## [WHAT TO PRODUCE]
Your answer should be a single number: the count of lines that hold the word "sedentary".

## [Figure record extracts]

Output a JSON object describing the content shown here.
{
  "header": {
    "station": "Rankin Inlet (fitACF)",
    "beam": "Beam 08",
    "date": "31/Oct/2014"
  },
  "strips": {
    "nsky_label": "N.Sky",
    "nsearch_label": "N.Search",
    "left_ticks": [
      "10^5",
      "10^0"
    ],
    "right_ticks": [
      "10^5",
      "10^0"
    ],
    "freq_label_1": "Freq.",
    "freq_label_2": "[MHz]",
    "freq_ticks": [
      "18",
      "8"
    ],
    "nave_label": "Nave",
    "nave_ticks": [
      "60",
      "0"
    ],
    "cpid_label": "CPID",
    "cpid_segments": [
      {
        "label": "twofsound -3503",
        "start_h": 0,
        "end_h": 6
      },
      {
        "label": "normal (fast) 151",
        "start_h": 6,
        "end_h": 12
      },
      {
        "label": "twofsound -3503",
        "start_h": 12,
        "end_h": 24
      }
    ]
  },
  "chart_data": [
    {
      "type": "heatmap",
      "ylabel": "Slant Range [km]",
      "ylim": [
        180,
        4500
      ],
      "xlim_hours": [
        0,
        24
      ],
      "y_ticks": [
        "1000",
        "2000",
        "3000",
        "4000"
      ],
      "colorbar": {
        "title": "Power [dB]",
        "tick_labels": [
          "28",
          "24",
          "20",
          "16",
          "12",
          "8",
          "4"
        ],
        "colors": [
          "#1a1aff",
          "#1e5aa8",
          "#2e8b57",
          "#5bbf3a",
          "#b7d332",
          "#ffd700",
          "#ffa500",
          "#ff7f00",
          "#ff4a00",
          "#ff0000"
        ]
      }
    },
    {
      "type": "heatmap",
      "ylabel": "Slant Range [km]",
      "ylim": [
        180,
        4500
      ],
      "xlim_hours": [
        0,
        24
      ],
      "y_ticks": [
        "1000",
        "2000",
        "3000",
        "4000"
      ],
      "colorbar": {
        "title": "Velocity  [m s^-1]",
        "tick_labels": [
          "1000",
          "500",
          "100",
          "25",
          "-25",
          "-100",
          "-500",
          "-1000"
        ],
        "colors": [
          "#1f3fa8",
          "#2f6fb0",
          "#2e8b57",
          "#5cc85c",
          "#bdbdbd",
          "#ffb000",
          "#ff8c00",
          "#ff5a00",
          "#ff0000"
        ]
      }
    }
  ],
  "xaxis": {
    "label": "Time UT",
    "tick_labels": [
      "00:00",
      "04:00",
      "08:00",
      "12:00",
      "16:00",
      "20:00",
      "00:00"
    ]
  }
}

---

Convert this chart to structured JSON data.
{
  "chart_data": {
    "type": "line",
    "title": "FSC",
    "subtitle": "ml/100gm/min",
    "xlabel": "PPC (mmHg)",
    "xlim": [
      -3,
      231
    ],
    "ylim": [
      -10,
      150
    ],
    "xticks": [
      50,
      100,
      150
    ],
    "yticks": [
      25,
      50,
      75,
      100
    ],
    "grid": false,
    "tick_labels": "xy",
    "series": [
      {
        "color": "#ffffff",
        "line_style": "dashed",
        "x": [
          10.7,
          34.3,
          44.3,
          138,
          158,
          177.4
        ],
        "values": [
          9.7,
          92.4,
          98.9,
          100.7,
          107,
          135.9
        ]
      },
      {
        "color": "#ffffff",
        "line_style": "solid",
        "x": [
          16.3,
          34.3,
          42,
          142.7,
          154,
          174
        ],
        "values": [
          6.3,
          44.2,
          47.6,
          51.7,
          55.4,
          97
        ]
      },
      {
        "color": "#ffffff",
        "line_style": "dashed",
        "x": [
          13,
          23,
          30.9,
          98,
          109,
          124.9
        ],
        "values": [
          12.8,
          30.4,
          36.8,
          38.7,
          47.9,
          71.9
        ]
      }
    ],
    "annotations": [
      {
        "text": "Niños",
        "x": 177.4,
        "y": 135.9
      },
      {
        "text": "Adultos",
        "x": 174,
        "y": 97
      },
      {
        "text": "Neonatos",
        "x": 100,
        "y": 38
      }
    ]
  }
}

...

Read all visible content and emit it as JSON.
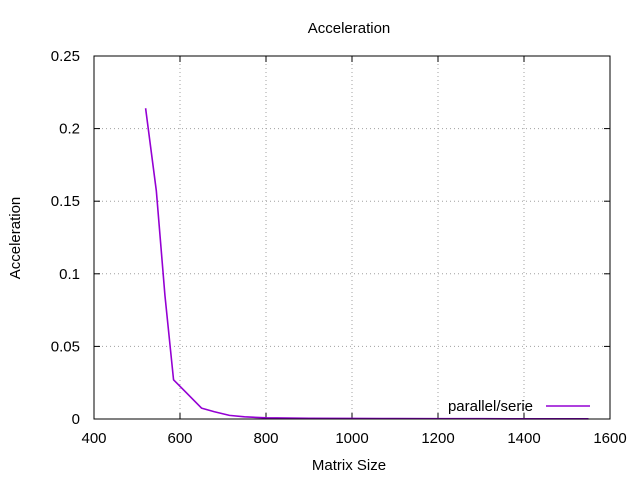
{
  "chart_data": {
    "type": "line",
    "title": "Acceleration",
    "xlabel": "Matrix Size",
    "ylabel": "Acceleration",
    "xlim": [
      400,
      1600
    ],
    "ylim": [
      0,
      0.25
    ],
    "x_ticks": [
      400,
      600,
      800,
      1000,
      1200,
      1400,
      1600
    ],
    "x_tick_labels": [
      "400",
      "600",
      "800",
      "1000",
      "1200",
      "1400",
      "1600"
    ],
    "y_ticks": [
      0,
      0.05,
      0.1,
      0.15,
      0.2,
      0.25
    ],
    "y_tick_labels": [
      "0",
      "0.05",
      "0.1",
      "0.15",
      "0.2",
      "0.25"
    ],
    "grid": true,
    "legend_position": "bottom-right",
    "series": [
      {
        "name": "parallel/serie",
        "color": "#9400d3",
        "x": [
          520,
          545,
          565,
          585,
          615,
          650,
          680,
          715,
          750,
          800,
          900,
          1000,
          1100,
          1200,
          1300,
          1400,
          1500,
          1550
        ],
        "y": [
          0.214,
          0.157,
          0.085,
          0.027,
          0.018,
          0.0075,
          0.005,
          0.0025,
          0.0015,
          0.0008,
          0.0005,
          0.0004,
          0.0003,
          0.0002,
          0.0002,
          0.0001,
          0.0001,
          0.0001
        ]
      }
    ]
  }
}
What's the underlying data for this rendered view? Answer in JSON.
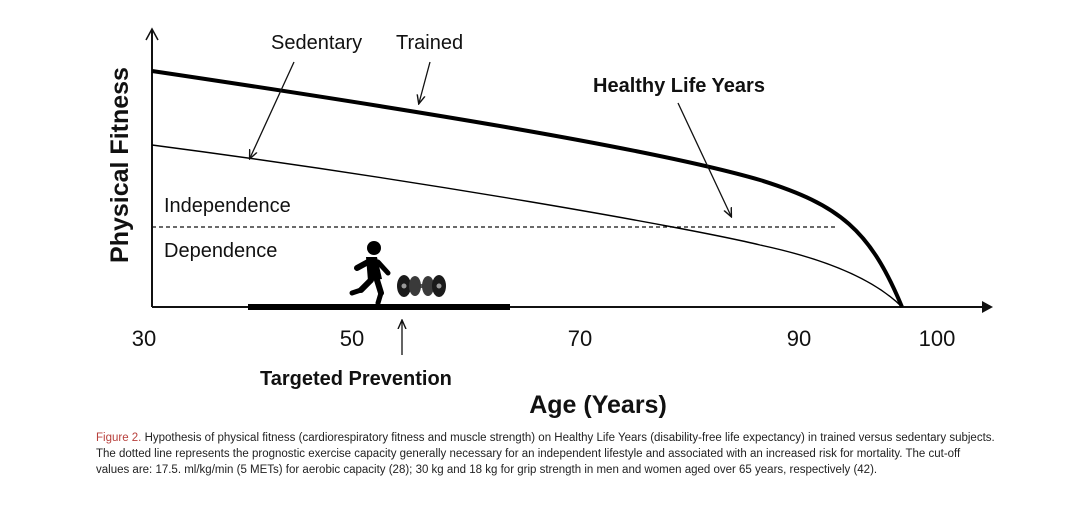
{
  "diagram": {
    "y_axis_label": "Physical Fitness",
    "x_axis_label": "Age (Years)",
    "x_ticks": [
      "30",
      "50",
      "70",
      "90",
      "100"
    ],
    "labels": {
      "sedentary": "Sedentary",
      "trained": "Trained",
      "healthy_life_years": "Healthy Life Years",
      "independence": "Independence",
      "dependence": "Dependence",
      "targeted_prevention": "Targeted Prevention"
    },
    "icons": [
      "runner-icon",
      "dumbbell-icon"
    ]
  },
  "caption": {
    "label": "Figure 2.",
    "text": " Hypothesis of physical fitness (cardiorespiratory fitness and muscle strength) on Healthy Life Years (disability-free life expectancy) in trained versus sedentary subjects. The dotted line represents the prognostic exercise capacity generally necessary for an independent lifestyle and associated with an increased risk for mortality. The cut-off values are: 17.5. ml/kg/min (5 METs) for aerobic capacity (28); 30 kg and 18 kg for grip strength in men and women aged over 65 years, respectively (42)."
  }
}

## [ANSWER BELOW]
2